◆ **EXERCISE DIRECTIONS**: Take everything from the start of the material down to the line containing "button[interactable]: 屏幕开启 (40, 1099, 240, 1169)", swap every "button" for "control", and write those lines out again with nothing else altered.

■ ■ ■ ■ ■

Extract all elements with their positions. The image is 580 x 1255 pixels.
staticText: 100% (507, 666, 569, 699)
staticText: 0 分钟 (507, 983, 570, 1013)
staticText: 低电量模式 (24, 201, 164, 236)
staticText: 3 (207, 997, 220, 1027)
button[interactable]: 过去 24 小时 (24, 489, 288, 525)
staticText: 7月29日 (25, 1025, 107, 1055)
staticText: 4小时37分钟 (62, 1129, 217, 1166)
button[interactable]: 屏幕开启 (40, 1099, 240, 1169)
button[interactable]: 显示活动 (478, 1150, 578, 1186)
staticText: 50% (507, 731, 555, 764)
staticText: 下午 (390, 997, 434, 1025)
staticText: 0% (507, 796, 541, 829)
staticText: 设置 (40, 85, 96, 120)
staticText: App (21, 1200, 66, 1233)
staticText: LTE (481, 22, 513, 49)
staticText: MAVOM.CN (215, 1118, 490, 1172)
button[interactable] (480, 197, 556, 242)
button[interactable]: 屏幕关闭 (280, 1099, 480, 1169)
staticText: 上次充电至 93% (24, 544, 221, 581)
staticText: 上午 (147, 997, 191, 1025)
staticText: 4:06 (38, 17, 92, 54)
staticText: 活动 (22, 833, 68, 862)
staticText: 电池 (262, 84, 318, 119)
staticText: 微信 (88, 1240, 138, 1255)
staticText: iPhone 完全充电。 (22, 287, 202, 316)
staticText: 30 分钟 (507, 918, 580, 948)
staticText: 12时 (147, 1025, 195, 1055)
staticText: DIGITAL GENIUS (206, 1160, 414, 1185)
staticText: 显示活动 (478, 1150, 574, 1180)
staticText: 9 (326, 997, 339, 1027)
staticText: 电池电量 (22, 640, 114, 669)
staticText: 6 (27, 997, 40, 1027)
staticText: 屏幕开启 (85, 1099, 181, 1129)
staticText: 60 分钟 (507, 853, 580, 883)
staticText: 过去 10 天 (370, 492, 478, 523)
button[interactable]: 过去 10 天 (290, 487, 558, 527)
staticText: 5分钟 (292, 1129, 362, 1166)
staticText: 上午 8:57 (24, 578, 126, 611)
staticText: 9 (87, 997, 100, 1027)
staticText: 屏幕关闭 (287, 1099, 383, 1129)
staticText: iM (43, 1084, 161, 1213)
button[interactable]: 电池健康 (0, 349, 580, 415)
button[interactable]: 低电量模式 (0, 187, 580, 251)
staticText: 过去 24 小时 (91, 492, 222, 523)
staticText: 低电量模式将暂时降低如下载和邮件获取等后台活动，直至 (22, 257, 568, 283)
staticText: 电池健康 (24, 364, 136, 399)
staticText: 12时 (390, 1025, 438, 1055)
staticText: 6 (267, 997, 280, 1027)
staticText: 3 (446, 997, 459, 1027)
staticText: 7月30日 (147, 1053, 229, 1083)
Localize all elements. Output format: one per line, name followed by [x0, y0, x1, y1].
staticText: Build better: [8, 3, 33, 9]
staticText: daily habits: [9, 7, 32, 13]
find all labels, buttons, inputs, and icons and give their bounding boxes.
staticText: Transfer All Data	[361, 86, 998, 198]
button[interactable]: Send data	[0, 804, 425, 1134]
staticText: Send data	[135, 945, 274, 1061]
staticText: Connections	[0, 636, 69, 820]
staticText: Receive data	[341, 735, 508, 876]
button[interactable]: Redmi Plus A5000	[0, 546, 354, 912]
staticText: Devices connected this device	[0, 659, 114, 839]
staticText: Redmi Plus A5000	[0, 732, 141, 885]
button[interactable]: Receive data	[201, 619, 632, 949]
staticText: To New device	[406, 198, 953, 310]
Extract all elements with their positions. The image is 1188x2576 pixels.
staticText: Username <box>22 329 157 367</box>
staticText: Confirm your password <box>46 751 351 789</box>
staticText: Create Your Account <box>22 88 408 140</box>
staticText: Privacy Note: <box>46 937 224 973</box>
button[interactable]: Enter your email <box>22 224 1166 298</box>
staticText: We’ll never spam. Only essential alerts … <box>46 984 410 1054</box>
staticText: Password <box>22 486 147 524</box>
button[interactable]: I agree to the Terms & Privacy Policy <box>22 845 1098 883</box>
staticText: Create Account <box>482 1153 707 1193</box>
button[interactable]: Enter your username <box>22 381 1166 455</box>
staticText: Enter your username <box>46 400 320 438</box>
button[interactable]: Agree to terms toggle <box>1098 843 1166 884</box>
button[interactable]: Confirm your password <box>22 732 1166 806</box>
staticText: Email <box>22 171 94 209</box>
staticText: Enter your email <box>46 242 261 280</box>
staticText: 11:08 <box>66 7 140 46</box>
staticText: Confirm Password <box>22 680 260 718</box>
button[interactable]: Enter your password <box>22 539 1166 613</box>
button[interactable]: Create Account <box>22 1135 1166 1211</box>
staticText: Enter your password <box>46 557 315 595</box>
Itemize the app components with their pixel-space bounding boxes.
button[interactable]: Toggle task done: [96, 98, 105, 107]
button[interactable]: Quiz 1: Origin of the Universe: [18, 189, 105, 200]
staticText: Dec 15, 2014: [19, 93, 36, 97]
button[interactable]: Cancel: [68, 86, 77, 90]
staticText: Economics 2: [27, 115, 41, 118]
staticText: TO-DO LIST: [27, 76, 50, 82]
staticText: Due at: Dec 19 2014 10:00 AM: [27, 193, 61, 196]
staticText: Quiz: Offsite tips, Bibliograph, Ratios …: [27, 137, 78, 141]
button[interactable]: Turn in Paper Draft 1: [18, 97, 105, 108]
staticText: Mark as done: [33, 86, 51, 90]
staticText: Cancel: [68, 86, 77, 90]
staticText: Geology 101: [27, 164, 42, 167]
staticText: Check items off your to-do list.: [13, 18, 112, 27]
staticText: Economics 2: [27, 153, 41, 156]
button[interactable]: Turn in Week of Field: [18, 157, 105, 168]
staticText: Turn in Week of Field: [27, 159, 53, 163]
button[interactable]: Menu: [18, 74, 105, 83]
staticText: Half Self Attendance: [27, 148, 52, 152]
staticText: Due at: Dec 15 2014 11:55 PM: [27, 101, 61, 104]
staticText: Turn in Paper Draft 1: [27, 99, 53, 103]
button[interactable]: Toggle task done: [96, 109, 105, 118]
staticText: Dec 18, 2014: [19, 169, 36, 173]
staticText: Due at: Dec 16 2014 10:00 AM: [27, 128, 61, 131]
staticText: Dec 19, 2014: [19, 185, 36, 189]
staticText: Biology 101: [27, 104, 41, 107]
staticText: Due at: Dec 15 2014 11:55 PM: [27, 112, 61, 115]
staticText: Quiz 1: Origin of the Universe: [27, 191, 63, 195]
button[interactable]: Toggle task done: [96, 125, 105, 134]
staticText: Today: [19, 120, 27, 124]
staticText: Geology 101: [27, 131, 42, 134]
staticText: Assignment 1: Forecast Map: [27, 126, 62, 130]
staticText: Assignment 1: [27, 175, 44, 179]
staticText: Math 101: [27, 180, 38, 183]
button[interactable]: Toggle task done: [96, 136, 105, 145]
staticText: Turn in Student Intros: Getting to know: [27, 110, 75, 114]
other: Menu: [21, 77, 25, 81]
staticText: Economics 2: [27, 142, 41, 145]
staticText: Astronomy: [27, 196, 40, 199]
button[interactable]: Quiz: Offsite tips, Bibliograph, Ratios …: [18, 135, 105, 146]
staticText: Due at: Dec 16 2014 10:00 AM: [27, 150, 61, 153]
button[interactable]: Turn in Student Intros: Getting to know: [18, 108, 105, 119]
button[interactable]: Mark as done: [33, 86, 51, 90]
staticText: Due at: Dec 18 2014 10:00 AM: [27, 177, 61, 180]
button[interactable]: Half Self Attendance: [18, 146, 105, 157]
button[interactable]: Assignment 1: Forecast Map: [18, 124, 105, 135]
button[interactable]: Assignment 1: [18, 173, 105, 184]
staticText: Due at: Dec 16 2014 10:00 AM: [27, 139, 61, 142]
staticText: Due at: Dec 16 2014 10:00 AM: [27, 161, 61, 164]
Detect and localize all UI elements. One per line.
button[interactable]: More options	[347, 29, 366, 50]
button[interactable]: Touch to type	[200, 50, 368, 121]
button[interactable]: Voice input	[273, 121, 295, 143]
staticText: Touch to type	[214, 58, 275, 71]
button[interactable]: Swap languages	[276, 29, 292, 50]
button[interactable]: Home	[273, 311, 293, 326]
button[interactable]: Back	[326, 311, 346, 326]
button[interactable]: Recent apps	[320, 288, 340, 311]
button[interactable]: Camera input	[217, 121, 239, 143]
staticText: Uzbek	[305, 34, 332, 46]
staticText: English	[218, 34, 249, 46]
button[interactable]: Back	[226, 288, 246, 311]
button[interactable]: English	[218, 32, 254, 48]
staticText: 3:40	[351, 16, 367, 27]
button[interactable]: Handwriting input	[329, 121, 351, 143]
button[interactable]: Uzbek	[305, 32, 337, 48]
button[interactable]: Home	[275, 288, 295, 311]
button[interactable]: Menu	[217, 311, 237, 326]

■ ■ ■ ■ ■

◆ **OUTPUT**:
Extract all elements with their positions. The image is 580 x 1255 pixels.
staticText: 100% (507, 666, 569, 699)
staticText: 0 分钟 (507, 983, 570, 1013)
staticText: 低电量模式 (24, 201, 164, 236)
staticText: 3 (207, 997, 220, 1027)
control[interactable]: 过去 24 小时 (24, 489, 288, 525)
staticText: 7月29日 (25, 1025, 107, 1055)
staticText: 4小时37分钟 (62, 1129, 217, 1166)
control[interactable]: 屏幕开启 (40, 1099, 240, 1169)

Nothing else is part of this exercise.